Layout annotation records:

· · · ·

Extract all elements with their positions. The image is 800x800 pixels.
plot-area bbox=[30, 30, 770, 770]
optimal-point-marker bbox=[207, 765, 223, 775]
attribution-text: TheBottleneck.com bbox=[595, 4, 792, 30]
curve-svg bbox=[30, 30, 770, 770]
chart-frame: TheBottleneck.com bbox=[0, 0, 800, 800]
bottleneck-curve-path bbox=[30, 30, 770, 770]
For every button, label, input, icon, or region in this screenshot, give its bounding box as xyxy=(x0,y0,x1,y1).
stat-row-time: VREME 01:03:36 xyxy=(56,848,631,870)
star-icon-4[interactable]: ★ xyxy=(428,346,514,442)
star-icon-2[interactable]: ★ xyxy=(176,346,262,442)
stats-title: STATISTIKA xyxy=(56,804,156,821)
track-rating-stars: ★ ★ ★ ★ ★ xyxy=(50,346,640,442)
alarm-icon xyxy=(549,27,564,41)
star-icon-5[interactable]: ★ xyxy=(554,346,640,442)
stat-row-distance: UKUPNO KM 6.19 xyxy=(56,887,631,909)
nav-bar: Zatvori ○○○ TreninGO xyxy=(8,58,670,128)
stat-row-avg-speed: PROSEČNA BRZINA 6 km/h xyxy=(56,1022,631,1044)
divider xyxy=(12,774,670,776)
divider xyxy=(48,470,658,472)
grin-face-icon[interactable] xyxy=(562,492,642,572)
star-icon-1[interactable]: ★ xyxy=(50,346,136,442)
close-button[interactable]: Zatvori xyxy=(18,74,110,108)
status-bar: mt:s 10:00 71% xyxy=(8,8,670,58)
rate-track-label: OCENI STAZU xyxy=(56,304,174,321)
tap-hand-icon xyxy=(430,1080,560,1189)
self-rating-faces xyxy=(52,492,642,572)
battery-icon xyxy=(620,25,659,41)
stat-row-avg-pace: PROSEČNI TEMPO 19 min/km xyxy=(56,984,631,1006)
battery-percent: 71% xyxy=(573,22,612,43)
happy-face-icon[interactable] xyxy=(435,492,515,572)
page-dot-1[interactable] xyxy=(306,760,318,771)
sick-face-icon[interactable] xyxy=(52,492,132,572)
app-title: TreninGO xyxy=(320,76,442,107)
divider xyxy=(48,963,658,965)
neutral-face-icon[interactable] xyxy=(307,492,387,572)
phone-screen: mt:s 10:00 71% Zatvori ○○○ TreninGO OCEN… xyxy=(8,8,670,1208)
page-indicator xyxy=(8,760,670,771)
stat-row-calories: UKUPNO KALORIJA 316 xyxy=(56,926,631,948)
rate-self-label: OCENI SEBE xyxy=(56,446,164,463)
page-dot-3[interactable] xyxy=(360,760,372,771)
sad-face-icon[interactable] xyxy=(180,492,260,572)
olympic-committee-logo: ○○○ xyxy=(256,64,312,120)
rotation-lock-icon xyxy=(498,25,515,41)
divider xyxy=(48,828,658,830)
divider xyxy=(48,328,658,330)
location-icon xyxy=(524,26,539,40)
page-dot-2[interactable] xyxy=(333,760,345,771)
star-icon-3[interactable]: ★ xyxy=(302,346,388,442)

· · · ·

— TASK TO COMPLETE —
Put the lines of the data above into a numbered list, starting at the very beginning of the data and ending at the line that contains "bottleneck-curve-path bbox=[30, 30, 770, 770]". Leave out any blank lines.

— TASK OUTPUT —
1. Extract all elements with their positions. The image is 800x800 pixels.
2. plot-area bbox=[30, 30, 770, 770]
3. optimal-point-marker bbox=[207, 765, 223, 775]
4. attribution-text: TheBottleneck.com bbox=[595, 4, 792, 30]
5. curve-svg bbox=[30, 30, 770, 770]
6. chart-frame: TheBottleneck.com bbox=[0, 0, 800, 800]
7. bottleneck-curve-path bbox=[30, 30, 770, 770]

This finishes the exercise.